▸ Goal:
Can you retype every record below exactly as written?

---------- Records ----------

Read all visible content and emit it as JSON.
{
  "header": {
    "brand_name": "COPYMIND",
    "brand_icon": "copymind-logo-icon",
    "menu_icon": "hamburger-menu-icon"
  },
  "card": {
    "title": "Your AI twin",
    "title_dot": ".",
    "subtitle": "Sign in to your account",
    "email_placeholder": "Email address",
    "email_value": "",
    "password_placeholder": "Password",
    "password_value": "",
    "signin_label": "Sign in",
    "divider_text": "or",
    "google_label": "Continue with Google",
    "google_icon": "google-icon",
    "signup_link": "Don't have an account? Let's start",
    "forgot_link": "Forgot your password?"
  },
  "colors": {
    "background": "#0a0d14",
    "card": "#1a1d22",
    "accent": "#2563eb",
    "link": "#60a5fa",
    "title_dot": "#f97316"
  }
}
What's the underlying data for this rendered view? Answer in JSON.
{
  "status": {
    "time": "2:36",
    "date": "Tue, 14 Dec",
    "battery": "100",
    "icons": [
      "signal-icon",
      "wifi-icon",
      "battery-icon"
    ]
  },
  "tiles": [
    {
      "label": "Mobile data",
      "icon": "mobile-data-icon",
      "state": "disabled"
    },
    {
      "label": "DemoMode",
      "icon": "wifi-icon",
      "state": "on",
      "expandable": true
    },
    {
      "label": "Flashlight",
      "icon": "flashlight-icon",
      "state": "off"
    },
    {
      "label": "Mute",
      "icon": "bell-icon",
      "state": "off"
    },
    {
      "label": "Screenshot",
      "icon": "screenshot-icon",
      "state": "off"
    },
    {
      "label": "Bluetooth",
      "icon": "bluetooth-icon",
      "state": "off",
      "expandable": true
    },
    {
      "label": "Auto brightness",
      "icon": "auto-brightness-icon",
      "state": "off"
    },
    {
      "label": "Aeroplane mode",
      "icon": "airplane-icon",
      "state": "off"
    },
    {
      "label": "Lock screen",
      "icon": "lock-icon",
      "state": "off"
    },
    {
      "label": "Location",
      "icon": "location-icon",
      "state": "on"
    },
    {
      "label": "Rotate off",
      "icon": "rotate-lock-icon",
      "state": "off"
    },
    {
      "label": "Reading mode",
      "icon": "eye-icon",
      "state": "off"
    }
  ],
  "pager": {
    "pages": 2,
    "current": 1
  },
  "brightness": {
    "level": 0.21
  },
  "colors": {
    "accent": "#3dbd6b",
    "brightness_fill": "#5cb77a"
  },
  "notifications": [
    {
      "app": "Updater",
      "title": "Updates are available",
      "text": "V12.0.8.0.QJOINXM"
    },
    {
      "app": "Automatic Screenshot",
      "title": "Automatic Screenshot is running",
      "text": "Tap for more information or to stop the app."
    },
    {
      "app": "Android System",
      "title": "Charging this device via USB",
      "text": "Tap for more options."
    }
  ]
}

----------

▸ Completed task:
Read all visible content and emit it as JSON.
{
  "header": {
    "brand_name": "COPYMIND",
    "brand_icon": "copymind-logo-icon",
    "menu_icon": "hamburger-menu-icon"
  },
  "card": {
    "title": "Your AI twin",
    "title_dot": ".",
    "subtitle": "Sign in to your account",
    "email_placeholder": "Email address",
    "email_value": "",
    "password_placeholder": "Password",
    "password_value": "",
    "signin_label": "Sign in",
    "divider_text": "or",
    "google_label": "Continue with Google",
    "google_icon": "google-icon",
    "signup_link": "Don't have an account? Let's start",
    "forgot_link": "Forgot your password?"
  },
  "colors": {
    "background": "#0a0d14",
    "card": "#1a1d22",
    "accent": "#2563eb",
    "link": "#60a5fa",
    "title_dot": "#f97316"
  }
}
What's the underlying data for this rendered view? Answer in JSON.
{
  "status": {
    "time": "2:36",
    "date": "Tue, 14 Dec",
    "battery": "100",
    "icons": [
      "signal-icon",
      "wifi-icon",
      "battery-icon"
    ]
  },
  "tiles": [
    {
      "label": "Mobile data",
      "icon": "mobile-data-icon",
      "state": "disabled"
    },
    {
      "label": "DemoMode",
      "icon": "wifi-icon",
      "state": "on",
      "expandable": true
    },
    {
      "label": "Flashlight",
      "icon": "flashlight-icon",
      "state": "off"
    },
    {
      "label": "Mute",
      "icon": "bell-icon",
      "state": "off"
    },
    {
      "label": "Screenshot",
      "icon": "screenshot-icon",
      "state": "off"
    },
    {
      "label": "Bluetooth",
      "icon": "bluetooth-icon",
      "state": "off",
      "expandable": true
    },
    {
      "label": "Auto brightness",
      "icon": "auto-brightness-icon",
      "state": "off"
    },
    {
      "label": "Aeroplane mode",
      "icon": "airplane-icon",
      "state": "off"
    },
    {
      "label": "Lock screen",
      "icon": "lock-icon",
      "state": "off"
    },
    {
      "label": "Location",
      "icon": "location-icon",
      "state": "on"
    },
    {
      "label": "Rotate off",
      "icon": "rotate-lock-icon",
      "state": "off"
    },
    {
      "label": "Reading mode",
      "icon": "eye-icon",
      "state": "off"
    }
  ],
  "pager": {
    "pages": 2,
    "current": 1
  },
  "brightness": {
    "level": 0.21
  },
  "colors": {
    "accent": "#3dbd6b",
    "brightness_fill": "#5cb77a"
  },
  "notifications": [
    {
      "app": "Updater",
      "title": "Updates are available",
      "text": "V12.0.8.0.QJOINXM"
    },
    {
      "app": "Automatic Screenshot",
      "title": "Automatic Screenshot is running",
      "text": "Tap for more information or to stop the app."
    },
    {
      "app": "Android System",
      "title": "Charging this device via USB",
      "text": "Tap for more options."
    }
  ]
}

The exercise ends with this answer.